Tarefa a cumprir:
Retome o texto sobre o aplicativo de troca de figurinhas criado por estudantes de Quixadá e continue a redação a partir da última frase apresentada.

Texto para análise:
_ _ _
Estudantes do ensino fundamental da Escola José Jucá, rede pública de Quixadá, no interior do Ceará, desenvolveram um aplicativo para facilitar a troca de figurinhas do álbum da Copa do Mundo de 2026. O projeto foi criado em parceria com a Estação Tecnológica de Quixadá e, por segurança, é de uso exclusivo dos alunos da unidade.
Batizado de “Álbum Oficial The Cup JJ 26”, o app nasceu de ideias dos próprios estudantes. A plataforma permite que cada usuário marque as figurinhas repetidas para que os colegas saibam o que está disponível para troca e também reúne informações geográficas e culturais dos países que disputam o Mundial.
A iniciativa surgiu na Estação Tecnológica de Quixadá, equipamento municipal voltado ao fortalecimento da inovação e do empreendedorismo no Sertão Central. O espaço funciona a partir de parceria entre a Prefeitura de Quixadá, instituições de ensino superior instaladas no município e entidades de fomento ao empreendedorismo.
_ _ _
Listagem fornecida:
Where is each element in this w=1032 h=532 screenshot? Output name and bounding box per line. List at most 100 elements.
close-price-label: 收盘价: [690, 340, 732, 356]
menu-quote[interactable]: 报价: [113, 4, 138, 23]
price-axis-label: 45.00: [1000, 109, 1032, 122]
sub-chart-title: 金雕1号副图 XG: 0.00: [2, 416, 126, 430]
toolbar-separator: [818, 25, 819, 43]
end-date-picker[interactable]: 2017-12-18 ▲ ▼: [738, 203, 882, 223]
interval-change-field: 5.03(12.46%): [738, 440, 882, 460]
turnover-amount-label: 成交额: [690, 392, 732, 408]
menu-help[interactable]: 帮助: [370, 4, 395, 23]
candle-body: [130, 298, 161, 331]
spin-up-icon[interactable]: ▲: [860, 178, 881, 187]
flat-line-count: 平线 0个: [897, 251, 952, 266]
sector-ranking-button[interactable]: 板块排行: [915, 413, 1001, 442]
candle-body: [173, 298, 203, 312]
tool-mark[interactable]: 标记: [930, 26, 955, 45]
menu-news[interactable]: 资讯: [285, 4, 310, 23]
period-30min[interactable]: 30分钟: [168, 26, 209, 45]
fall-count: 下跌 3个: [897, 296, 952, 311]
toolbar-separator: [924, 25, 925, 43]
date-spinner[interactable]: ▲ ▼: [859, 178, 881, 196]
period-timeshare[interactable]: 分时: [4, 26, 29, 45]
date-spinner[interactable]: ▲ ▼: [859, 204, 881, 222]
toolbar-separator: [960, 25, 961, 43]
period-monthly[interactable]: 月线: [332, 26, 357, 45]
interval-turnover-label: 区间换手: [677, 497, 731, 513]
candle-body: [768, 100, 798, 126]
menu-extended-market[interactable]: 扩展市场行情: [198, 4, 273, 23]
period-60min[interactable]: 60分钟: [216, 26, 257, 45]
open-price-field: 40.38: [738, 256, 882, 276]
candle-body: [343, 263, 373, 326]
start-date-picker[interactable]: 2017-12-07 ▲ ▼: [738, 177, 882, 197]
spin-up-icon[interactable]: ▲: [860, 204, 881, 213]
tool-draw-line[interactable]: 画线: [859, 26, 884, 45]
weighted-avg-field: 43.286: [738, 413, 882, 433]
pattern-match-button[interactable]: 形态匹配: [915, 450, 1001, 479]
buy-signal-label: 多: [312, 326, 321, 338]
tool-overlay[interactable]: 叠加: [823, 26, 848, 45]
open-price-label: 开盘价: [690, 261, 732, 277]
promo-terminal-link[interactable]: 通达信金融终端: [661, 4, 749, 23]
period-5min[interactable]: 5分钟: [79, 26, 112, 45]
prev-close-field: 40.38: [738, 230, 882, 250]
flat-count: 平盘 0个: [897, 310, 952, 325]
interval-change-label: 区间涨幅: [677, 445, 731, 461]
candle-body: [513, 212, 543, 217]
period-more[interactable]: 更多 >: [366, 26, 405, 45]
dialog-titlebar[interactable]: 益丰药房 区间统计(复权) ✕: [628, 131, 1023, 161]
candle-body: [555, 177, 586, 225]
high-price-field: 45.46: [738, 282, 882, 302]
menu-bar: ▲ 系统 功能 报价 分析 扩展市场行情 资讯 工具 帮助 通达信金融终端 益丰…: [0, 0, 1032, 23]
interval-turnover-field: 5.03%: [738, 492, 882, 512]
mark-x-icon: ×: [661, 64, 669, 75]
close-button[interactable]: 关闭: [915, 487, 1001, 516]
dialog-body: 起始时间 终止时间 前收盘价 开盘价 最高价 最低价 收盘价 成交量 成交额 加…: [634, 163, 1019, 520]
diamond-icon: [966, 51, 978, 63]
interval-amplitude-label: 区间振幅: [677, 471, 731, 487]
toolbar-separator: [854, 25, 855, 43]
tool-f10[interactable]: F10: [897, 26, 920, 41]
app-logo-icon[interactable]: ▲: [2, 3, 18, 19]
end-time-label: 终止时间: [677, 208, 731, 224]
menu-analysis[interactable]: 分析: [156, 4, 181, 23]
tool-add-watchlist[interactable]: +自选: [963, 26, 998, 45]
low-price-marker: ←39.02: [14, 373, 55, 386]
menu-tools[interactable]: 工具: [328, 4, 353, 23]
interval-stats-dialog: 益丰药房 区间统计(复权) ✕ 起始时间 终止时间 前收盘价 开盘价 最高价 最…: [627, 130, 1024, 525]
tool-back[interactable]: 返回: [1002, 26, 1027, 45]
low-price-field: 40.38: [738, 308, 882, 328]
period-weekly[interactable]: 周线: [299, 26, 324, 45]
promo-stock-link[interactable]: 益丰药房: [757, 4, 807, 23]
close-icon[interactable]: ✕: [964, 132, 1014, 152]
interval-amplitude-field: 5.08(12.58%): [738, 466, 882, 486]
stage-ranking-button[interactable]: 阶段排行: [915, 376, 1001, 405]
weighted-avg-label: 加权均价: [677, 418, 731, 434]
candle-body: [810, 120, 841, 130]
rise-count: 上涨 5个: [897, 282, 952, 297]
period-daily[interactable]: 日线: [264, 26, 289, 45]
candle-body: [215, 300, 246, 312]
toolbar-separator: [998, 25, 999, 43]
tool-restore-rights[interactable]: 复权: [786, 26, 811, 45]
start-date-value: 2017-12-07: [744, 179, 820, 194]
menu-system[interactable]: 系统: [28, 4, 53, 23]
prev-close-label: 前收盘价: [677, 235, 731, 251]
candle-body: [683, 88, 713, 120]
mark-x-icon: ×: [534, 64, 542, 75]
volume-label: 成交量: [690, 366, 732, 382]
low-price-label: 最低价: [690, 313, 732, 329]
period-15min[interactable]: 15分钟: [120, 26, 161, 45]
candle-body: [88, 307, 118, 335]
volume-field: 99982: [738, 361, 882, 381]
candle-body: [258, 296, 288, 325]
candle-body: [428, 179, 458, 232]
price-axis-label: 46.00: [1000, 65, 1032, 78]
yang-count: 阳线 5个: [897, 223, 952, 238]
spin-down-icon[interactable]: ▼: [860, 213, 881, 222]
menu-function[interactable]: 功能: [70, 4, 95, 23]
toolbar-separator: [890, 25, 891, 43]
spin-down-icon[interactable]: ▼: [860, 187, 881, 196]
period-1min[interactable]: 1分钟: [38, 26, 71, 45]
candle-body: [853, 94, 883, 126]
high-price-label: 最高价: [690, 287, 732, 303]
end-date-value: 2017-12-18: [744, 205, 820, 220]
_ _ _
Campo de resposta:
O aplicativo foi pensado por Artur de Medeiros, coordenador da Estação Tecnológica, e pelo engenheiro de software e empresário Isaac James, fundador da startup Blue Business App, que atua no equipamento municipal. “Nada mais oportuno juntar tecnologia, educação e Copa do Mundo”, afirmou Artur.
A proposta nasceu da percepção, entre participantes da Estação, de que era necessário estreitar o diálogo com as escolas do município. A equipe procurou a Secretaria de Educação de Quixadá para apresentar o projeto.
A Escola José Jucá foi escolhida por ter implantado recentemente aulas de robótica. Na unidade, os desenvolvedores constataram grande adesão ao álbum: “Quando a gente perguntou [aos alunos], 80% da turma estava com o álbum de figurinhas”, lembrou Artur.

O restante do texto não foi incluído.